- _Requirements_: Every line that contains the word "JSON" should be copied.

- _Listed entries_:

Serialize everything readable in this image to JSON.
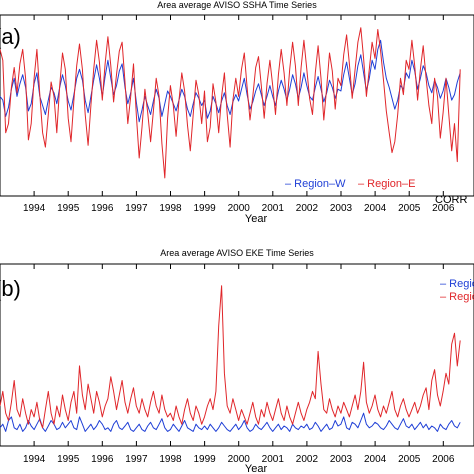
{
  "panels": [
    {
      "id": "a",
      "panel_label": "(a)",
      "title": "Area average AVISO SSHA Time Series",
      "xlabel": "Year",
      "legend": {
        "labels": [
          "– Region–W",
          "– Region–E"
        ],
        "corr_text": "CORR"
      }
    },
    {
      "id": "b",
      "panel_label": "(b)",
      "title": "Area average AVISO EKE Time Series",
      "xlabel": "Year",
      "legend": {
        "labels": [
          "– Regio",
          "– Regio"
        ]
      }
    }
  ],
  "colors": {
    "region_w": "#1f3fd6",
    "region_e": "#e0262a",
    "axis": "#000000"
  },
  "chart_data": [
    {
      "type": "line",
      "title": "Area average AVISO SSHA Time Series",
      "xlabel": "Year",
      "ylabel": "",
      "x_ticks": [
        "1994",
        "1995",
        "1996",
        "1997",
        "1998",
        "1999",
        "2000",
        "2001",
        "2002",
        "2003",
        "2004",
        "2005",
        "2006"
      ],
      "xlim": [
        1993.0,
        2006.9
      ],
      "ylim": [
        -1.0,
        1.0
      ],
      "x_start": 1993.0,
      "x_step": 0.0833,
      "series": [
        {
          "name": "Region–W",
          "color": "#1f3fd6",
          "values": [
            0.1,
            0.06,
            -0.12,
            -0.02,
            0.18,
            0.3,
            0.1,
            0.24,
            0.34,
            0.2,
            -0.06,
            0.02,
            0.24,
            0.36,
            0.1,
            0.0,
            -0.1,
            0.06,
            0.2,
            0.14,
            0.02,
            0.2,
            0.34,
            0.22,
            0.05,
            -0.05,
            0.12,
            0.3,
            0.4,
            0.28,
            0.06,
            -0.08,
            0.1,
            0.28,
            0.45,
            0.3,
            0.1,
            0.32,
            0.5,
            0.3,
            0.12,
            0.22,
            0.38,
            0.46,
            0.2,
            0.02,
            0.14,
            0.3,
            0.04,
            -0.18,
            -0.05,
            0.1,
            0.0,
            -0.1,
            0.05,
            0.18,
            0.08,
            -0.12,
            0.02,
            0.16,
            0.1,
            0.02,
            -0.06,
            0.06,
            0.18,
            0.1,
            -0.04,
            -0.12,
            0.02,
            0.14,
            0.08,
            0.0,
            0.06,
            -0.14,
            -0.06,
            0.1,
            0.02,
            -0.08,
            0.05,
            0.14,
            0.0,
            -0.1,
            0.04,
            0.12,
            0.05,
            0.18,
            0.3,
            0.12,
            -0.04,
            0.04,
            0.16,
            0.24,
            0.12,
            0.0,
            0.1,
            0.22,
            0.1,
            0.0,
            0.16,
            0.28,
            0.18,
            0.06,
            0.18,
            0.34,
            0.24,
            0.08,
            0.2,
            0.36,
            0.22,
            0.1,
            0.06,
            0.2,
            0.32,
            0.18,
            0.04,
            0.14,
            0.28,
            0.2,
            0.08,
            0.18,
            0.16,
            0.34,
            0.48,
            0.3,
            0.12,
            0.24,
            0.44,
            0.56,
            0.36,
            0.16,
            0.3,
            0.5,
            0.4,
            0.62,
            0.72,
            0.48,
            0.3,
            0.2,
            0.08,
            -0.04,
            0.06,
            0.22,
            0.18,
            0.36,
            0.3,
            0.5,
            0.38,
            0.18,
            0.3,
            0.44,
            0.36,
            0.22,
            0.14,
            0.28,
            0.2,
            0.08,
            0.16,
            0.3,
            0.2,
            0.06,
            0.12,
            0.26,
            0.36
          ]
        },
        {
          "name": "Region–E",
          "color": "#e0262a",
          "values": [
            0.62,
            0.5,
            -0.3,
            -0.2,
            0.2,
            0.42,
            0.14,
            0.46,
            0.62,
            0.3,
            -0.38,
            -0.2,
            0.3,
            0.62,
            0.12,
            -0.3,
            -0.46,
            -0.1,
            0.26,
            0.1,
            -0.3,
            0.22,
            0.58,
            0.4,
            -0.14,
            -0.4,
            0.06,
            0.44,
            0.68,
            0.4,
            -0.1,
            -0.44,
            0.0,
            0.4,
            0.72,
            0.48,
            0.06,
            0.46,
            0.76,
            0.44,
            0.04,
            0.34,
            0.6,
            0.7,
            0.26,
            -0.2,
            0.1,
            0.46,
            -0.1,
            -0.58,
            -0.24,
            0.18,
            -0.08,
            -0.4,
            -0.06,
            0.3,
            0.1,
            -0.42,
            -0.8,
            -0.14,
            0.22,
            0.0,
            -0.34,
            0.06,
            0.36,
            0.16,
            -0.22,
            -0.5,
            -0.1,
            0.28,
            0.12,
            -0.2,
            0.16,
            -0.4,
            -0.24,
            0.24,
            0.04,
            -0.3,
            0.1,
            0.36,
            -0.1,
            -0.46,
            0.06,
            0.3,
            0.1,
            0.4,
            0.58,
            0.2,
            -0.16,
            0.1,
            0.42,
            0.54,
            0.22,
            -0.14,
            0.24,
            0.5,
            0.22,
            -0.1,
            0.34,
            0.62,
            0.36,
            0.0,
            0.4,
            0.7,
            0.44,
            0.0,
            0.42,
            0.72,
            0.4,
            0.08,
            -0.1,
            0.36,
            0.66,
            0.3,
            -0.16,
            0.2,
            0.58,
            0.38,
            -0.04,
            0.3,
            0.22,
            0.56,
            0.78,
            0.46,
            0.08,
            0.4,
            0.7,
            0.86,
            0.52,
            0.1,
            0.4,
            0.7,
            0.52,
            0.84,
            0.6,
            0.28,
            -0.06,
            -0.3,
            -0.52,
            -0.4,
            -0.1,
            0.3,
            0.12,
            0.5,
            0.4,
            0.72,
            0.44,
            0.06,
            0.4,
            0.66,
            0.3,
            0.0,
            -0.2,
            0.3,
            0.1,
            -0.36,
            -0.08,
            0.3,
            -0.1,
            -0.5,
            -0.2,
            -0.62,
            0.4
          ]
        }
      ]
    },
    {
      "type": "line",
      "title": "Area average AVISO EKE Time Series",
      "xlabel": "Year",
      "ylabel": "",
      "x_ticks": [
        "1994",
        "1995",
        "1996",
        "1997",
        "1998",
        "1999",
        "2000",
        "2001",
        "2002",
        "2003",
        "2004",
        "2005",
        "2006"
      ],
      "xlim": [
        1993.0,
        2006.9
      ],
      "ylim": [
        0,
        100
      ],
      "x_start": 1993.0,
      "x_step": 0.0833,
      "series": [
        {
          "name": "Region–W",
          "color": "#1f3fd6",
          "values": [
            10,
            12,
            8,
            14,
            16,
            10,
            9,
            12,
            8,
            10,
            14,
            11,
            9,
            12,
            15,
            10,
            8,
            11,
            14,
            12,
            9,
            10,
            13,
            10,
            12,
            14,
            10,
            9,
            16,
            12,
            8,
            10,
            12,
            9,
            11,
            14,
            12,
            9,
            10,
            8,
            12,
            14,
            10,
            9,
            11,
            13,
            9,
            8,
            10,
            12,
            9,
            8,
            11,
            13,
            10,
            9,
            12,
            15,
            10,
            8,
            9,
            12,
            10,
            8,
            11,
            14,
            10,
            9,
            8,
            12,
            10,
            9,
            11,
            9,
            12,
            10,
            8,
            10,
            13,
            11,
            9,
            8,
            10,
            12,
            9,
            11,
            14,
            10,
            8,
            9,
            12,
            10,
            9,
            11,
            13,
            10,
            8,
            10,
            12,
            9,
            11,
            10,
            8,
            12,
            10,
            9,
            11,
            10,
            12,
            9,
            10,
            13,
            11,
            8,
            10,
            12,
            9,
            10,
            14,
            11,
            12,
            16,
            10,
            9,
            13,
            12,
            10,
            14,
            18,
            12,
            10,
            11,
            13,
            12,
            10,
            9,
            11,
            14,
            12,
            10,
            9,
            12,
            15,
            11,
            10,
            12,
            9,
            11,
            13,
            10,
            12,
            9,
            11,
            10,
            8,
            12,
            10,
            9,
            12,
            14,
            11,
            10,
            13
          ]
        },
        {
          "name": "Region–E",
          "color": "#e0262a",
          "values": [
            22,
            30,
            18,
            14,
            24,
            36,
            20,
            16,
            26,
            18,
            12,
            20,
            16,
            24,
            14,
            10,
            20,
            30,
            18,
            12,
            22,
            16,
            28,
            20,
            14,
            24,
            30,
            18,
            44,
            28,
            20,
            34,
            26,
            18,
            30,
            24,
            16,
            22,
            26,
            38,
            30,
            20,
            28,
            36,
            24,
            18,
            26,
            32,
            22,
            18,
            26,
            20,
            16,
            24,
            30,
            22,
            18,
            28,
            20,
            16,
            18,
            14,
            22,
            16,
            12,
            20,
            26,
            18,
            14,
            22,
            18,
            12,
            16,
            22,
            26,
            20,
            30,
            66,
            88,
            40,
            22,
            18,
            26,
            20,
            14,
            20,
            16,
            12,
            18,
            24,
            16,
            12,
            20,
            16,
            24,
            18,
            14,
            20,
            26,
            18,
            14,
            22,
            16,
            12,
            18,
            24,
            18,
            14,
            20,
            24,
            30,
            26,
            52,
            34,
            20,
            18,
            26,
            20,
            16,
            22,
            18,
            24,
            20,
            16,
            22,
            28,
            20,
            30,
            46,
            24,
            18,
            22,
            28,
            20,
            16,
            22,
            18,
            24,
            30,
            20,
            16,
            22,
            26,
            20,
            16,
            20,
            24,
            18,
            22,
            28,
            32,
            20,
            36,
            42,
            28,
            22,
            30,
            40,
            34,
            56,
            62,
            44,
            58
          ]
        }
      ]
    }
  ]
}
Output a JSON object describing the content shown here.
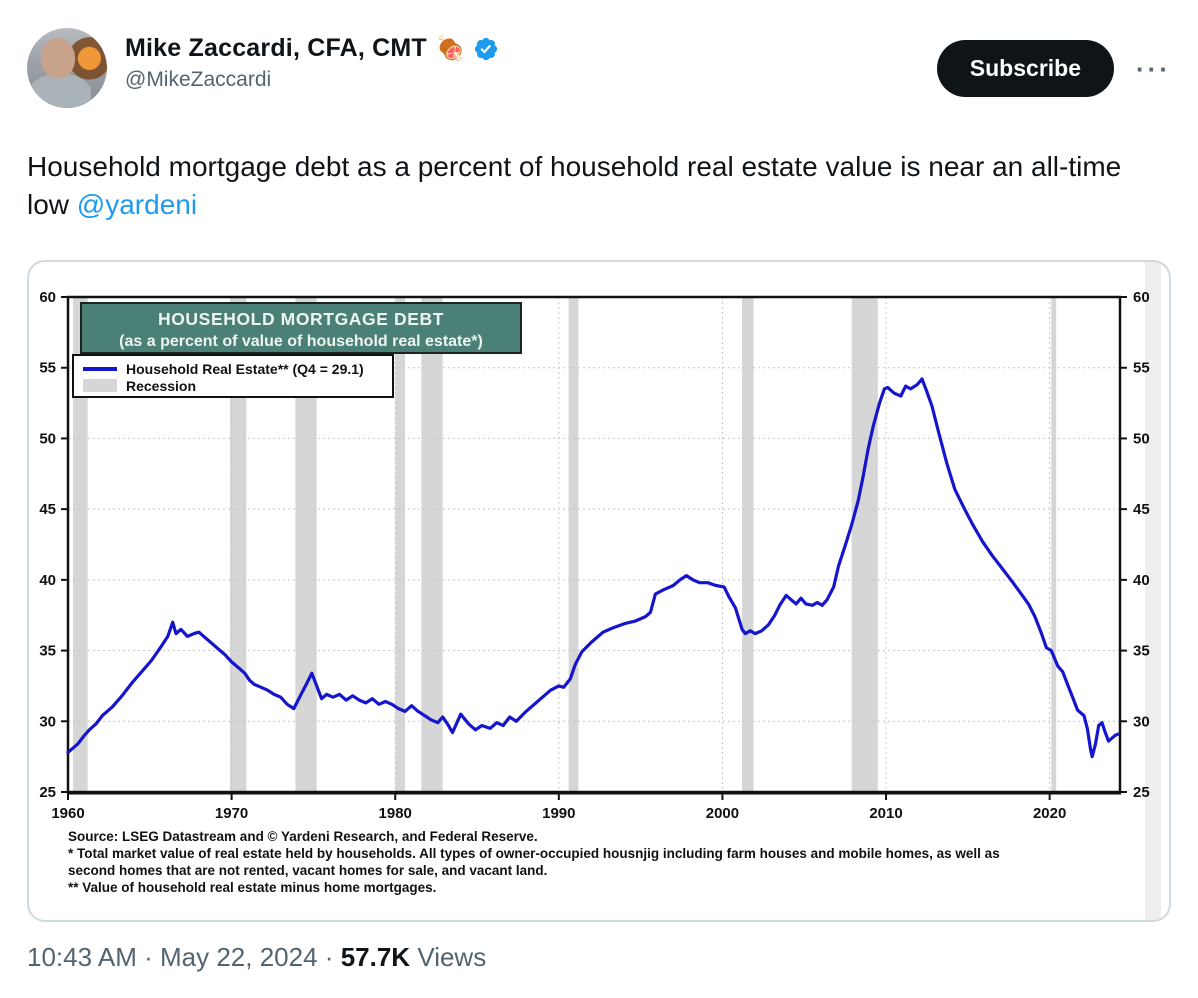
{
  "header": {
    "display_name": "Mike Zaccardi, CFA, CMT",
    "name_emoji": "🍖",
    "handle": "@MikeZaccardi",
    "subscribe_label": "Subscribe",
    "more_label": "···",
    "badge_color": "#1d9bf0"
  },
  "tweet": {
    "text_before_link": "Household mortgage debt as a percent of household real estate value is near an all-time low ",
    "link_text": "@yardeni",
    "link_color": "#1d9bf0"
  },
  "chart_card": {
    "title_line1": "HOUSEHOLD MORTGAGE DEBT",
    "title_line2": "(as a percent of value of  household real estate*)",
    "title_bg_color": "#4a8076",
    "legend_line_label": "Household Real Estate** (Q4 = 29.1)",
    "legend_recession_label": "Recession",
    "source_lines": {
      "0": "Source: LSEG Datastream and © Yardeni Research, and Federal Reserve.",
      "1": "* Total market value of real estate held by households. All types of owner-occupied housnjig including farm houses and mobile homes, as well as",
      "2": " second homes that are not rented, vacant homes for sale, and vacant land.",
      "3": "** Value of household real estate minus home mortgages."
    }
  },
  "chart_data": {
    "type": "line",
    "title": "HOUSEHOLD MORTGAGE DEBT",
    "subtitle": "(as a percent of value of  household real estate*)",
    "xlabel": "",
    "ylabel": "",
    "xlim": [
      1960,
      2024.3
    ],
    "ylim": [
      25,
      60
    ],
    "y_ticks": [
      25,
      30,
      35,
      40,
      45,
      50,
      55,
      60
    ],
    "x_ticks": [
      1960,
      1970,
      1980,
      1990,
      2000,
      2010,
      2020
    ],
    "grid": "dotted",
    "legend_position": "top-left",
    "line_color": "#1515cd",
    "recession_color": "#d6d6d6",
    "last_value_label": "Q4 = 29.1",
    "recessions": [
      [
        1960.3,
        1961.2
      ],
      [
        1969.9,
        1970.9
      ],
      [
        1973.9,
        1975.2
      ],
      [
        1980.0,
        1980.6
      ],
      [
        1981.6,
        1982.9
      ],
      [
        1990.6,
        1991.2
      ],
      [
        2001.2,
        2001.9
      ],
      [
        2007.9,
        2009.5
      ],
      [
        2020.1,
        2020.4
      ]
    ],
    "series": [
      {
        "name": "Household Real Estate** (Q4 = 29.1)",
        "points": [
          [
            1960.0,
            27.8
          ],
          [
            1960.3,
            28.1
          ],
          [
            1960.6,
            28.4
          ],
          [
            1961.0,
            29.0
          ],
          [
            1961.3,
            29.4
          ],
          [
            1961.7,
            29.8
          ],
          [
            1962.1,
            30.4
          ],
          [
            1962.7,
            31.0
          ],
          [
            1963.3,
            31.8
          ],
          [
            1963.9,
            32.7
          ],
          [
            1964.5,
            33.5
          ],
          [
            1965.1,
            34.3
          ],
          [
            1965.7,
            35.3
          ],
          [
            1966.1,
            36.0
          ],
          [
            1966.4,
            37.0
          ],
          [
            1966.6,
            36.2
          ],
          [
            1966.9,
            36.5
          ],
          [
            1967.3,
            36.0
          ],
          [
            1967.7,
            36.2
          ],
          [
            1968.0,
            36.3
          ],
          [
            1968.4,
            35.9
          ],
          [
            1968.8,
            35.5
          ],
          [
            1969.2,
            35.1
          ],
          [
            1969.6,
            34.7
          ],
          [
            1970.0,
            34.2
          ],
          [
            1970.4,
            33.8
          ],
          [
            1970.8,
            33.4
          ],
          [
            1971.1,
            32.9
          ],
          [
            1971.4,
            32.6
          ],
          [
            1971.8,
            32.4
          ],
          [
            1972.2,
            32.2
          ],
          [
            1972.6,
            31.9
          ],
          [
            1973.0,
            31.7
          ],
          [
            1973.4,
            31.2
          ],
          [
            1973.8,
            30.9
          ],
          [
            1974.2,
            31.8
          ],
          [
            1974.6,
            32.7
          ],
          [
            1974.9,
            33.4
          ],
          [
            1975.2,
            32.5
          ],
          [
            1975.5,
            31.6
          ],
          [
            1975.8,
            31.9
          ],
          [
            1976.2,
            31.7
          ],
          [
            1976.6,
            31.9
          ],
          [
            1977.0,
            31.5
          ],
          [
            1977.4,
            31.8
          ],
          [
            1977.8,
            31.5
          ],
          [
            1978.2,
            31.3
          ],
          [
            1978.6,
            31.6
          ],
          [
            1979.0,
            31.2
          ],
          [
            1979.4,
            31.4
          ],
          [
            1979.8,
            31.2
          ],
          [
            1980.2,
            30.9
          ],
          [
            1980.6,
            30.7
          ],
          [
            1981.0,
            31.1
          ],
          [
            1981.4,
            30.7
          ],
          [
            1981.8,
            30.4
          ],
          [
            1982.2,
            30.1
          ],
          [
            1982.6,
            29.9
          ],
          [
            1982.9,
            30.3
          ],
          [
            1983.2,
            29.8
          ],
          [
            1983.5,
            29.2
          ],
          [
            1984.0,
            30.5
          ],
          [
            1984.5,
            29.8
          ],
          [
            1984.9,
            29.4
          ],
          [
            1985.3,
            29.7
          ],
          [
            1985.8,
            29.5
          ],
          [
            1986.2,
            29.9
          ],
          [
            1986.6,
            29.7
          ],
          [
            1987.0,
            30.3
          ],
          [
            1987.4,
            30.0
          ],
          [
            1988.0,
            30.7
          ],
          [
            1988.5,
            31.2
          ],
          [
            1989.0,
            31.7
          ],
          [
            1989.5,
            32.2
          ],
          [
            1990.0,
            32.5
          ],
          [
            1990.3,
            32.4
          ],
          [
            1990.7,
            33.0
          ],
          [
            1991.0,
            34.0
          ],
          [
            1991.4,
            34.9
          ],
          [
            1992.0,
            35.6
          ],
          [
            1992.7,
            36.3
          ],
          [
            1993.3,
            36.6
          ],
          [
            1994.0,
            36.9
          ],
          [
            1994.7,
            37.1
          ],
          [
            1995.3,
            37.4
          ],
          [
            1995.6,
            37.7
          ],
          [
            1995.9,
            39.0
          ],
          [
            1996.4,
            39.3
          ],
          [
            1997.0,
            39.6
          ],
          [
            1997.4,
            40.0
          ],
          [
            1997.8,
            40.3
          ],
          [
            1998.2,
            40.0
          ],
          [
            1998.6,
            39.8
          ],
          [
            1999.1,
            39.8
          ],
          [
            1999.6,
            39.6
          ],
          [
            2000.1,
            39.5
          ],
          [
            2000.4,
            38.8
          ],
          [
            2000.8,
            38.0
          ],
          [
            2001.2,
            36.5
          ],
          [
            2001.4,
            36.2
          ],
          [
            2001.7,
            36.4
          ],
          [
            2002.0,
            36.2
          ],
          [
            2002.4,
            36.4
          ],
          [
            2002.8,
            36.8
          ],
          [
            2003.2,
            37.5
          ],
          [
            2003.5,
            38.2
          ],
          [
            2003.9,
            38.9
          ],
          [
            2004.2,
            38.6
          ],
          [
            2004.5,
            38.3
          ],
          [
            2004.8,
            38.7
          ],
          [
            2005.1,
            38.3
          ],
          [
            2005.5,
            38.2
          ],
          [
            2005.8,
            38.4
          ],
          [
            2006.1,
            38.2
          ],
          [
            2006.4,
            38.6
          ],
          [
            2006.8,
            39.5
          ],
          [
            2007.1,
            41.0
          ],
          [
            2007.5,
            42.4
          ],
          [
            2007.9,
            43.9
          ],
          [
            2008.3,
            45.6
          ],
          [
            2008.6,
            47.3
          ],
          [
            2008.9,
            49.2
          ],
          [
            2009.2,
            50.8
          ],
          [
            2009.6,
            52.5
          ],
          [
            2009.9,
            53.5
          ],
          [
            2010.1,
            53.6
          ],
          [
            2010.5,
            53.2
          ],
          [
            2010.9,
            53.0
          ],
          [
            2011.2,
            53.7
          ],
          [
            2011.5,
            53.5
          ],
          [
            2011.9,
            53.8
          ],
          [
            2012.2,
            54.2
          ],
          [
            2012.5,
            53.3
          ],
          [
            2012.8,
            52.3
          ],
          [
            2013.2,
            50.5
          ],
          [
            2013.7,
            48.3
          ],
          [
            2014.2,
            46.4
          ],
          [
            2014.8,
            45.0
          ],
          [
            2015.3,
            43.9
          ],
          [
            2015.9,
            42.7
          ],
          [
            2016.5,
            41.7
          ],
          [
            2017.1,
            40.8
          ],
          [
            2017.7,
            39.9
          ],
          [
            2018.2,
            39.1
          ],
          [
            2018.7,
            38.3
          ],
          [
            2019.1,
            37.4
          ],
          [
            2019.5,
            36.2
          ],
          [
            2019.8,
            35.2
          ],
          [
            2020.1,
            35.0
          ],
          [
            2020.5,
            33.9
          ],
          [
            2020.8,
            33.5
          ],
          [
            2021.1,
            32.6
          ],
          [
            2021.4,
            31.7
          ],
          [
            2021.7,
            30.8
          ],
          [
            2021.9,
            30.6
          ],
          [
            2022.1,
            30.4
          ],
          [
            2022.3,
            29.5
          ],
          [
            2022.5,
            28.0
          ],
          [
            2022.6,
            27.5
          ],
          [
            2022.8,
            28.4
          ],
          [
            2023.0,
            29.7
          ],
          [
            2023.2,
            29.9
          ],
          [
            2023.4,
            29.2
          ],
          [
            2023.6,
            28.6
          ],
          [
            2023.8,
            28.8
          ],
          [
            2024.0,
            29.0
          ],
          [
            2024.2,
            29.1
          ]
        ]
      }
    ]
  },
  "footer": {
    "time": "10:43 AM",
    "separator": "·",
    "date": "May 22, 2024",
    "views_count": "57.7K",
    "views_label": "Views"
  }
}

- _Solved problem_:
Serialize everything readable in this image to JSON.
Output a JSON object describing the content shown here.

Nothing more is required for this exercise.